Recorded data
********
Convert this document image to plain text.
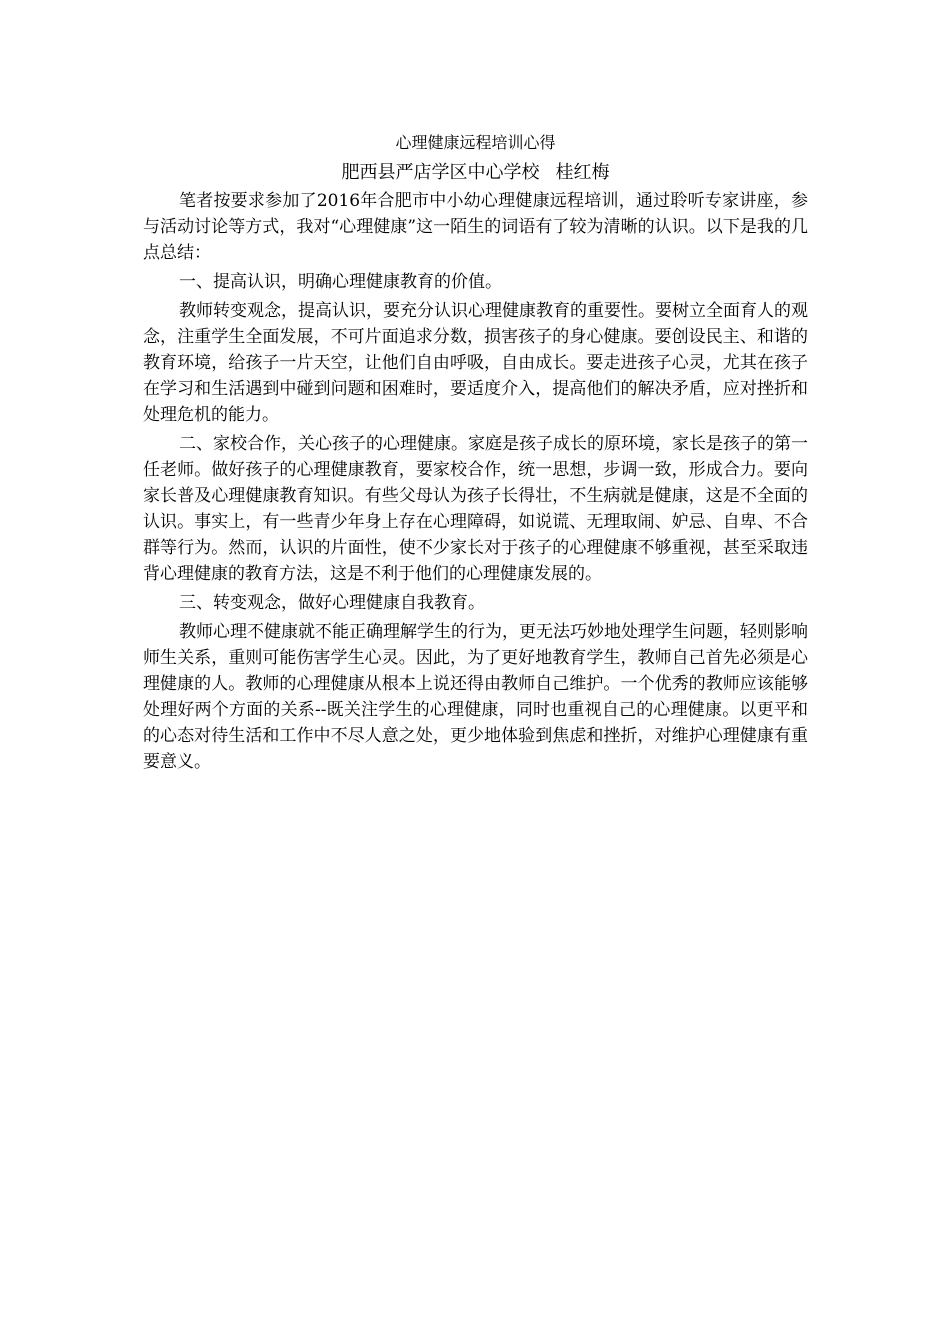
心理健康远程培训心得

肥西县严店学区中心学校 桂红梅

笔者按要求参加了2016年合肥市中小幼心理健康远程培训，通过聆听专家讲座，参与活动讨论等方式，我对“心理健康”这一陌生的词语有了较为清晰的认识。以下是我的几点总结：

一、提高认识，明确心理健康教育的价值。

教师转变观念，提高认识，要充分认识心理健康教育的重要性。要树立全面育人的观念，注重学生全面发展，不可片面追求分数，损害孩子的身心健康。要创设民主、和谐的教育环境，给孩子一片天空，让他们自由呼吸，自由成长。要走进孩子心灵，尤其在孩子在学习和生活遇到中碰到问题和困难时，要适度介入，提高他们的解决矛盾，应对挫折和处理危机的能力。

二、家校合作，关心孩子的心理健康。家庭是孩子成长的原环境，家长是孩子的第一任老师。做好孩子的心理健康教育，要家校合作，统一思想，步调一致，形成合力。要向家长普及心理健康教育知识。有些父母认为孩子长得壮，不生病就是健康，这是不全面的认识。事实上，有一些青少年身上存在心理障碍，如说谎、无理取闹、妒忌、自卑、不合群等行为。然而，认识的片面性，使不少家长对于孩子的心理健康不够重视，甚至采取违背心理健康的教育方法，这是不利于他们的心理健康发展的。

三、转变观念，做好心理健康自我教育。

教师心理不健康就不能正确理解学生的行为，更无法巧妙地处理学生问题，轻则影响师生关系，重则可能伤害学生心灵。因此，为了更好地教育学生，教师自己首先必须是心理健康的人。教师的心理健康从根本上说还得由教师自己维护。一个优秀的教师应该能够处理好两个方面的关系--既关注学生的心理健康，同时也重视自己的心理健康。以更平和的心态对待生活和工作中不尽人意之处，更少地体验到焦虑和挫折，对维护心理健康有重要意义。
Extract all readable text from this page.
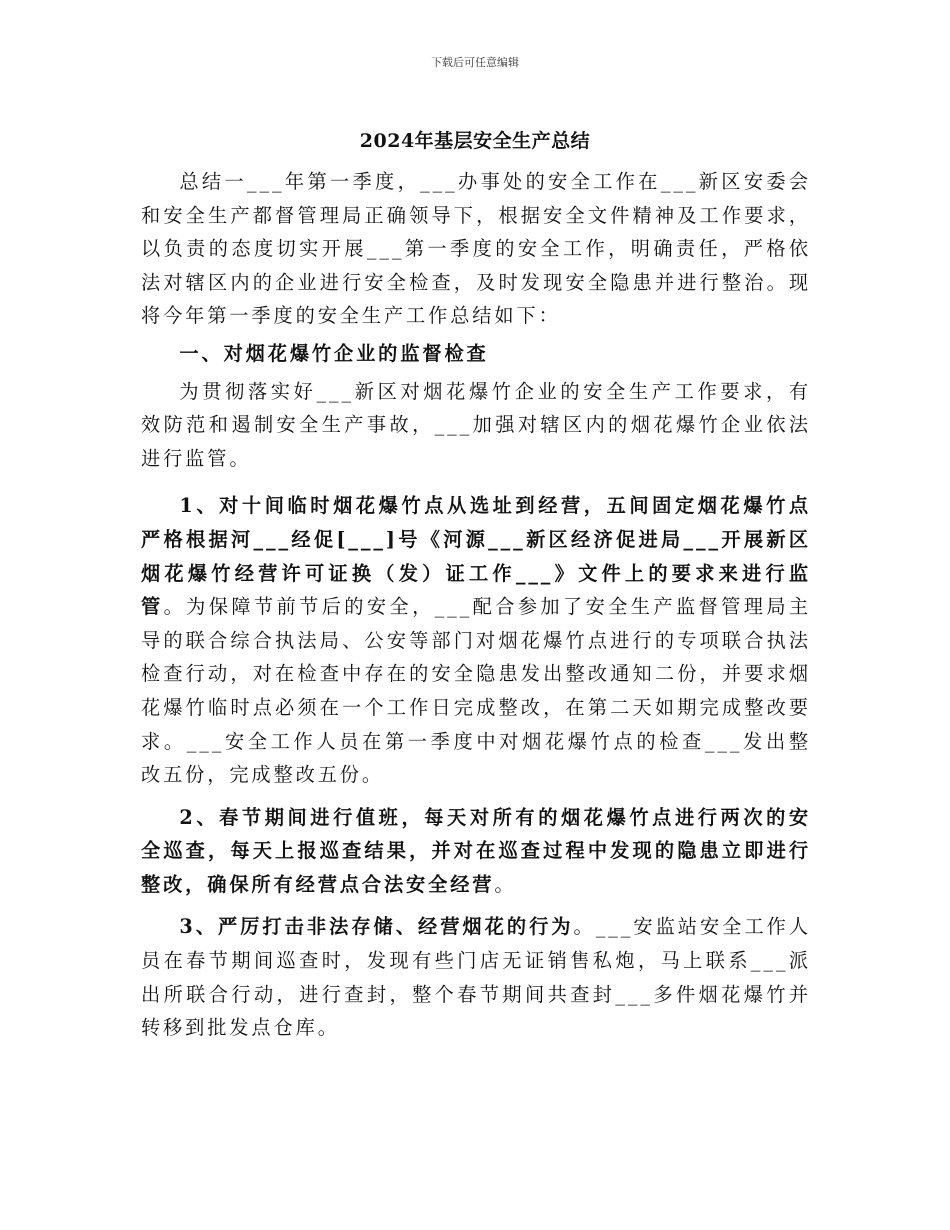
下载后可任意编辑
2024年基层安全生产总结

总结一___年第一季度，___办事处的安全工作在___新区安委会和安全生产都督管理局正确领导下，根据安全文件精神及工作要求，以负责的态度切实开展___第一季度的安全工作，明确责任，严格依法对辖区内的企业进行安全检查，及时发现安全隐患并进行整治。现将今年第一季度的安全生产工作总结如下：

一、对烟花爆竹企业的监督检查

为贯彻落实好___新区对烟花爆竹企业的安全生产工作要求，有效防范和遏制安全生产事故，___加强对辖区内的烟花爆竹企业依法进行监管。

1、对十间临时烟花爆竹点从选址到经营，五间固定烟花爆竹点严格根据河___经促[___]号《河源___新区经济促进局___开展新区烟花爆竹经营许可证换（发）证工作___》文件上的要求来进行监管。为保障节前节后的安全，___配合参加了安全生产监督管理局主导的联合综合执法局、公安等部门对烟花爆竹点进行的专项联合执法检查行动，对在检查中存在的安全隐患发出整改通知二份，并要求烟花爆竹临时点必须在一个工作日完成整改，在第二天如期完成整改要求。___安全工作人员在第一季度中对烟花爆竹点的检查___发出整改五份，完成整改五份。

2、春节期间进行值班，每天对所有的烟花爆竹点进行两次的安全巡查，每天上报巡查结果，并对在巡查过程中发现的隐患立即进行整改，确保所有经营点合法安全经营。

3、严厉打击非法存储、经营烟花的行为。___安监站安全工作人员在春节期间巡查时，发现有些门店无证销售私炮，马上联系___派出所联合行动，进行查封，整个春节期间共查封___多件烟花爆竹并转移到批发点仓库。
********
__Goal of the exercise__: Repeat all of the data above word for word, minus the pictures.

__Full answer__:
Convert this document image to plain text.
心理健康远程培训心得

肥西县严店学区中心学校 桂红梅

笔者按要求参加了2016年合肥市中小幼心理健康远程培训，通过聆听专家讲座，参与活动讨论等方式，我对“心理健康”这一陌生的词语有了较为清晰的认识。以下是我的几点总结：

一、提高认识，明确心理健康教育的价值。

教师转变观念，提高认识，要充分认识心理健康教育的重要性。要树立全面育人的观念，注重学生全面发展，不可片面追求分数，损害孩子的身心健康。要创设民主、和谐的教育环境，给孩子一片天空，让他们自由呼吸，自由成长。要走进孩子心灵，尤其在孩子在学习和生活遇到中碰到问题和困难时，要适度介入，提高他们的解决矛盾，应对挫折和处理危机的能力。

二、家校合作，关心孩子的心理健康。家庭是孩子成长的原环境，家长是孩子的第一任老师。做好孩子的心理健康教育，要家校合作，统一思想，步调一致，形成合力。要向家长普及心理健康教育知识。有些父母认为孩子长得壮，不生病就是健康，这是不全面的认识。事实上，有一些青少年身上存在心理障碍，如说谎、无理取闹、妒忌、自卑、不合群等行为。然而，认识的片面性，使不少家长对于孩子的心理健康不够重视，甚至采取违背心理健康的教育方法，这是不利于他们的心理健康发展的。

三、转变观念，做好心理健康自我教育。

教师心理不健康就不能正确理解学生的行为，更无法巧妙地处理学生问题，轻则影响师生关系，重则可能伤害学生心灵。因此，为了更好地教育学生，教师自己首先必须是心理健康的人。教师的心理健康从根本上说还得由教师自己维护。一个优秀的教师应该能够处理好两个方面的关系--既关注学生的心理健康，同时也重视自己的心理健康。以更平和的心态对待生活和工作中不尽人意之处，更少地体验到焦虑和挫折，对维护心理健康有重要意义。
Extract all readable text from this page.
下载后可任意编辑
2024年基层安全生产总结

总结一___年第一季度，___办事处的安全工作在___新区安委会和安全生产都督管理局正确领导下，根据安全文件精神及工作要求，以负责的态度切实开展___第一季度的安全工作，明确责任，严格依法对辖区内的企业进行安全检查，及时发现安全隐患并进行整治。现将今年第一季度的安全生产工作总结如下：

一、对烟花爆竹企业的监督检查

为贯彻落实好___新区对烟花爆竹企业的安全生产工作要求，有效防范和遏制安全生产事故，___加强对辖区内的烟花爆竹企业依法进行监管。

1、对十间临时烟花爆竹点从选址到经营，五间固定烟花爆竹点严格根据河___经促[___]号《河源___新区经济促进局___开展新区烟花爆竹经营许可证换（发）证工作___》文件上的要求来进行监管。为保障节前节后的安全，___配合参加了安全生产监督管理局主导的联合综合执法局、公安等部门对烟花爆竹点进行的专项联合执法检查行动，对在检查中存在的安全隐患发出整改通知二份，并要求烟花爆竹临时点必须在一个工作日完成整改，在第二天如期完成整改要求。___安全工作人员在第一季度中对烟花爆竹点的检查___发出整改五份，完成整改五份。

2、春节期间进行值班，每天对所有的烟花爆竹点进行两次的安全巡查，每天上报巡查结果，并对在巡查过程中发现的隐患立即进行整改，确保所有经营点合法安全经营。

3、严厉打击非法存储、经营烟花的行为。___安监站安全工作人员在春节期间巡查时，发现有些门店无证销售私炮，马上联系___派出所联合行动，进行查封，整个春节期间共查封___多件烟花爆竹并转移到批发点仓库。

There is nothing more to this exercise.